- **Dataset excerpts**

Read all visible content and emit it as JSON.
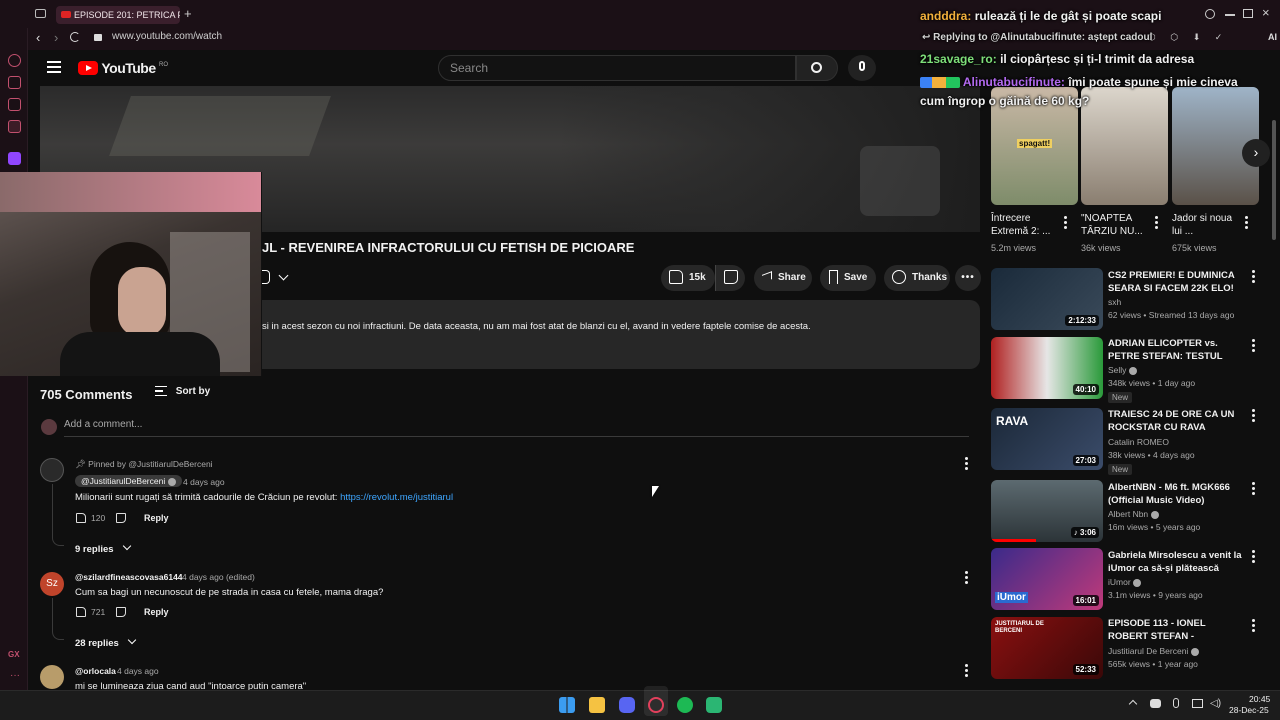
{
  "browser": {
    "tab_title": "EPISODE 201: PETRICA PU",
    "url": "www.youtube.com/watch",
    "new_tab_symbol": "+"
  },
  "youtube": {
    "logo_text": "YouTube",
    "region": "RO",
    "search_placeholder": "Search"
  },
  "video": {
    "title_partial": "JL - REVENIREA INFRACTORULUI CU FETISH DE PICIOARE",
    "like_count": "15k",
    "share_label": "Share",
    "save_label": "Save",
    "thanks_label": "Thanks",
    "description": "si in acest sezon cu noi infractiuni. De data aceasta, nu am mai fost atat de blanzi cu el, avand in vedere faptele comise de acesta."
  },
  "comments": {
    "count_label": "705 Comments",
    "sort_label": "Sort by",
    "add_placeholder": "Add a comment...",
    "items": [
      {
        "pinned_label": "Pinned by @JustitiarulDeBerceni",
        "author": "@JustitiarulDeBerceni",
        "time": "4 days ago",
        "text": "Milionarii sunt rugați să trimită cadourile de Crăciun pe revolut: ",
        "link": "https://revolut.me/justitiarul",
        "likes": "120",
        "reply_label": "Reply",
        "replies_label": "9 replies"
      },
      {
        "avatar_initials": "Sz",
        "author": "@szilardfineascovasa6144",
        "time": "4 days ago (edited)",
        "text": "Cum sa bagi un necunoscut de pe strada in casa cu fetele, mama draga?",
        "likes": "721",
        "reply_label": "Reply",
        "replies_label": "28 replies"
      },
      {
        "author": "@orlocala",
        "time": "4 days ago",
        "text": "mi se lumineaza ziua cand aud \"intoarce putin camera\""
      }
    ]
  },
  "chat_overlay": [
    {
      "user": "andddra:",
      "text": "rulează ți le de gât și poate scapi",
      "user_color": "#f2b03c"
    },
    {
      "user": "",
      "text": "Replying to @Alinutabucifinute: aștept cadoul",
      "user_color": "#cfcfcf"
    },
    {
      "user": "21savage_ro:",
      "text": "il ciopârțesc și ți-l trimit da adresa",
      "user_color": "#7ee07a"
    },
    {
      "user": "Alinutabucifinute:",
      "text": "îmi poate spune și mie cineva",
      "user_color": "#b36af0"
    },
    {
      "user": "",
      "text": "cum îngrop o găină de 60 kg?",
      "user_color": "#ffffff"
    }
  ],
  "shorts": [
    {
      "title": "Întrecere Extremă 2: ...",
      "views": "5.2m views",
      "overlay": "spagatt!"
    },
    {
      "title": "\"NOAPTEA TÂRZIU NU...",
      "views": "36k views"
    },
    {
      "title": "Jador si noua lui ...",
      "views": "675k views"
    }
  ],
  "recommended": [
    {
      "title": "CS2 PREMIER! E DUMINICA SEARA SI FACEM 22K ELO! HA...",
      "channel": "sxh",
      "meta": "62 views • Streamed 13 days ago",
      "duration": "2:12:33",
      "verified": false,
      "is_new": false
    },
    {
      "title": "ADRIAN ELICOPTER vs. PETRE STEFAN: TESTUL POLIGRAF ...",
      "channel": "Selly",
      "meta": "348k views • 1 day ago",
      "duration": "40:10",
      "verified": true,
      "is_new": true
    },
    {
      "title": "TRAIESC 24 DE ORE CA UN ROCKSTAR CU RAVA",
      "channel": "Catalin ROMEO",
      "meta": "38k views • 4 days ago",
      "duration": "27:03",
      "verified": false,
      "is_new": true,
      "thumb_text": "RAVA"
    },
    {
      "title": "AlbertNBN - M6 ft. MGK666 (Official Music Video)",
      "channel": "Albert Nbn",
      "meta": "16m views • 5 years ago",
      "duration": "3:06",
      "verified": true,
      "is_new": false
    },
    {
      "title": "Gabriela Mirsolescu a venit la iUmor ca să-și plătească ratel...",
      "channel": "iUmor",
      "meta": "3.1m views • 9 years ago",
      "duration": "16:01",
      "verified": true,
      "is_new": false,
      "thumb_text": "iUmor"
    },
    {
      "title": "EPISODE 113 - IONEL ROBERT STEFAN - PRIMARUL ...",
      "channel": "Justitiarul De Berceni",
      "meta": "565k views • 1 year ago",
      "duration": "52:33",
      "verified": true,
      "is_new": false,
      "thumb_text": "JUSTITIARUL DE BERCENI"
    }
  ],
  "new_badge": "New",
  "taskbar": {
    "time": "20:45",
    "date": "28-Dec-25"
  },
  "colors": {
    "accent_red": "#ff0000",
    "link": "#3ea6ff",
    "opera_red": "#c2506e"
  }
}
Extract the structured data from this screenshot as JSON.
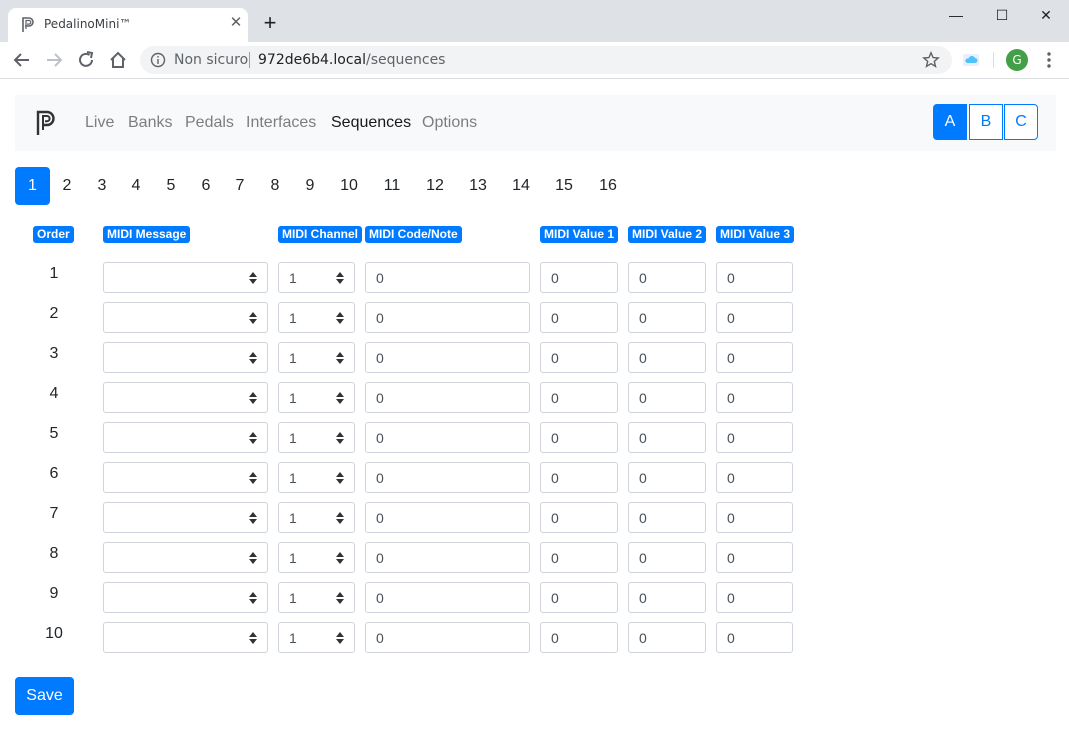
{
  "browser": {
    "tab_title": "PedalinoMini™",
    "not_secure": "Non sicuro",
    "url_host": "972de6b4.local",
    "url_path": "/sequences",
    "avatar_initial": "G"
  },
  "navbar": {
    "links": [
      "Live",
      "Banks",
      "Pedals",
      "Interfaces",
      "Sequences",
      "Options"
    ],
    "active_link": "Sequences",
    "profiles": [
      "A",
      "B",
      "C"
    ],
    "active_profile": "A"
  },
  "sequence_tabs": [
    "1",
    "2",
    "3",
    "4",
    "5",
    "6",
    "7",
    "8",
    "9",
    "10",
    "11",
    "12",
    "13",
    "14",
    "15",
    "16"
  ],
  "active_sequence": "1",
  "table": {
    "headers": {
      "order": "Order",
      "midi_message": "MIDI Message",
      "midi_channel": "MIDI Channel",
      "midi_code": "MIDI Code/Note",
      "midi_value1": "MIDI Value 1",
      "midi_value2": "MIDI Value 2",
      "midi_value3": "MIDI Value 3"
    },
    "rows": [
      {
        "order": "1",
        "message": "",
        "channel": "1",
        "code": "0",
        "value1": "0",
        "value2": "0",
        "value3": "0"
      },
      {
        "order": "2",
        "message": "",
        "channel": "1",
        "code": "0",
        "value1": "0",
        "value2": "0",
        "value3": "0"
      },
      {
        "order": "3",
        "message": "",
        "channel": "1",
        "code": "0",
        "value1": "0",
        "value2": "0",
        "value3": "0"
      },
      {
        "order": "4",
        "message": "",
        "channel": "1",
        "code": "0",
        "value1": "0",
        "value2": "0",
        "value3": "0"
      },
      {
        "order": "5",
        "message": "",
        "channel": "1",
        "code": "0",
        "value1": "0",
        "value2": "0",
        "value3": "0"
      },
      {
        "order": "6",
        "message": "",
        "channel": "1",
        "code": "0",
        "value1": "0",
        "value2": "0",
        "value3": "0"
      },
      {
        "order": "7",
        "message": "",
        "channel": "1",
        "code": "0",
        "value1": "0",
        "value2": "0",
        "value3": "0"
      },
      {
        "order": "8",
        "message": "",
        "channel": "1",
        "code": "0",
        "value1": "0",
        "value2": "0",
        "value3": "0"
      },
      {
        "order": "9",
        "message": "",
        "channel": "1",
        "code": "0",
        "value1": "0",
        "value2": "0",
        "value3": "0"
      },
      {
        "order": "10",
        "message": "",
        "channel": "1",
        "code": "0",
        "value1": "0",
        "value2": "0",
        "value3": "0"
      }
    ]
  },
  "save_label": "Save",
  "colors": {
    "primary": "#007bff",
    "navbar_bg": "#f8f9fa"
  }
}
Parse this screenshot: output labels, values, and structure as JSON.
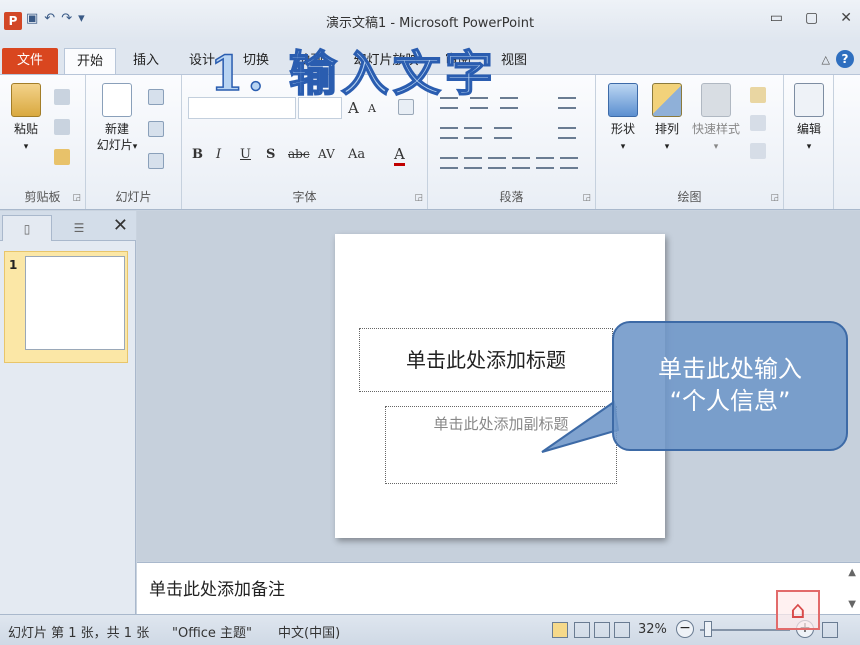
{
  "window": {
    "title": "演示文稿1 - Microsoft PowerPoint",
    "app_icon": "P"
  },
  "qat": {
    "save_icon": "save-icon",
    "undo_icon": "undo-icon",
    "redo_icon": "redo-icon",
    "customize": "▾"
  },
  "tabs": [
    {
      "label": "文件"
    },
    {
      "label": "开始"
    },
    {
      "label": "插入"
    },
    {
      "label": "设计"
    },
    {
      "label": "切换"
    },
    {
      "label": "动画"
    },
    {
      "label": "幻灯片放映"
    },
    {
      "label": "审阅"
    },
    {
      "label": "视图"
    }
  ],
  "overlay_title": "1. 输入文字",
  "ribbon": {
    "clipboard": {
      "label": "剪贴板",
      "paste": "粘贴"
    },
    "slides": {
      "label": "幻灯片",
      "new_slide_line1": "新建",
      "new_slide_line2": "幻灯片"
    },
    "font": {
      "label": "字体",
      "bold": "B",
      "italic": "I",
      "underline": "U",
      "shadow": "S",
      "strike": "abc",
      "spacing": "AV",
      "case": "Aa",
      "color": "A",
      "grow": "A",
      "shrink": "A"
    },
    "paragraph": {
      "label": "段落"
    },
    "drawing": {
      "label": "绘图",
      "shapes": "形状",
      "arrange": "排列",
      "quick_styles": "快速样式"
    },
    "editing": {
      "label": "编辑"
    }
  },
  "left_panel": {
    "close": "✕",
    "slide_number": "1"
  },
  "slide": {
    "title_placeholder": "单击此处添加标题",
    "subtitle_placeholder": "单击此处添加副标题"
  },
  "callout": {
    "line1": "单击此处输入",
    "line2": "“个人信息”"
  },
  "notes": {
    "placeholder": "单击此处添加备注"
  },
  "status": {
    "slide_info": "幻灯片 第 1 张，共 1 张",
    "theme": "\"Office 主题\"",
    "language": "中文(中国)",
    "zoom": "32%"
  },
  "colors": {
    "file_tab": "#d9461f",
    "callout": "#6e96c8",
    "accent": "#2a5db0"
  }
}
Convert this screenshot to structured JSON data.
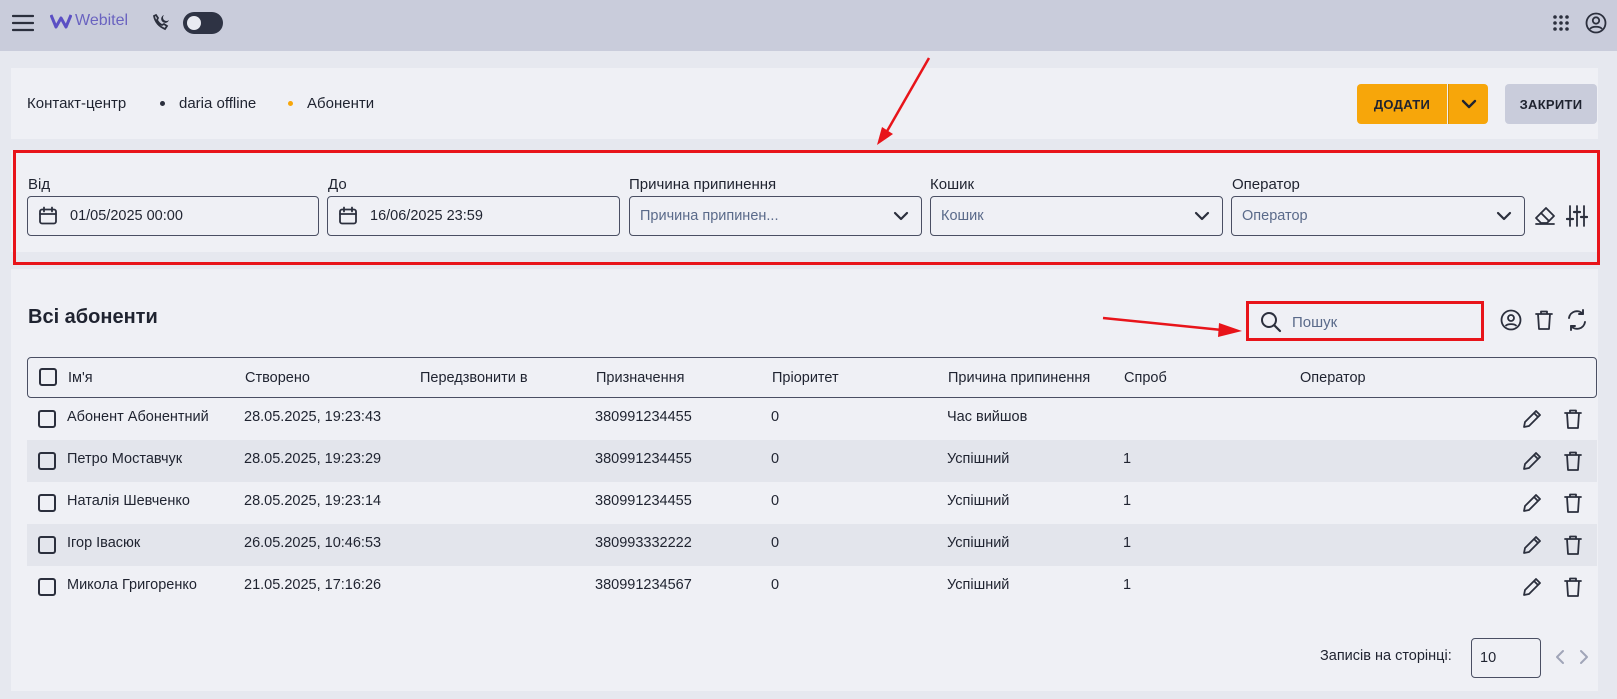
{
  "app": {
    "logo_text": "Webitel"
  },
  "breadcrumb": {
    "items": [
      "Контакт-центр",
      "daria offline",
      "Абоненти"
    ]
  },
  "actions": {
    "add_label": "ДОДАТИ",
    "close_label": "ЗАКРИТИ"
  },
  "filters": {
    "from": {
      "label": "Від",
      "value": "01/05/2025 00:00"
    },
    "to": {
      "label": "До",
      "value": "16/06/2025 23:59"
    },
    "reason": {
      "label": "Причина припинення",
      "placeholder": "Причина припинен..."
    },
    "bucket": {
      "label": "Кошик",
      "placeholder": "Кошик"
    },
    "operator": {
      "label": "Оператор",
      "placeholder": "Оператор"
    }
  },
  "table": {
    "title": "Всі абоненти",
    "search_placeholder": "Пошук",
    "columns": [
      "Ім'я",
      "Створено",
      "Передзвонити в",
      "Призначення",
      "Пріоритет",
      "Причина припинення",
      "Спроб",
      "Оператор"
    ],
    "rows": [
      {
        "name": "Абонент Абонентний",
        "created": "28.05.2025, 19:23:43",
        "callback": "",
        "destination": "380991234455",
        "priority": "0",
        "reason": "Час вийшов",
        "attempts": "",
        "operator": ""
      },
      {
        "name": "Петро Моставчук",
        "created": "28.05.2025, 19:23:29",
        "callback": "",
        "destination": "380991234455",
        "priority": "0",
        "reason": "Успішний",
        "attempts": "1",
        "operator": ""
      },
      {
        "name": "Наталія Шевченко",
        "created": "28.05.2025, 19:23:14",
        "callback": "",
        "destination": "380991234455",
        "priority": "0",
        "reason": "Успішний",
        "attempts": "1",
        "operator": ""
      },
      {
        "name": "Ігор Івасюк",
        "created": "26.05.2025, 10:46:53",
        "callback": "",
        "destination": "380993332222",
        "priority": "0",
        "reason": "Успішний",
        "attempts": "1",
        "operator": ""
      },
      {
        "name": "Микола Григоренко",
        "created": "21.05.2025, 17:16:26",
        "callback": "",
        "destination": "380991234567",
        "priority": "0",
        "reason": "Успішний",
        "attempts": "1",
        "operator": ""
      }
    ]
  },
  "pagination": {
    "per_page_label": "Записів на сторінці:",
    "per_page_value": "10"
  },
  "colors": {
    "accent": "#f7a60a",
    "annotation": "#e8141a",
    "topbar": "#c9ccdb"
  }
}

- **Directive**
Find all the lines containing "iUmor" in the material, then copy them.

- **Result of the exercise**
      "title": "Gabriela Mirsolescu a venit la iUmor ca să-și plătească ratel...",
      "channel": "iUmor",
      "thumb_text": "iUmor"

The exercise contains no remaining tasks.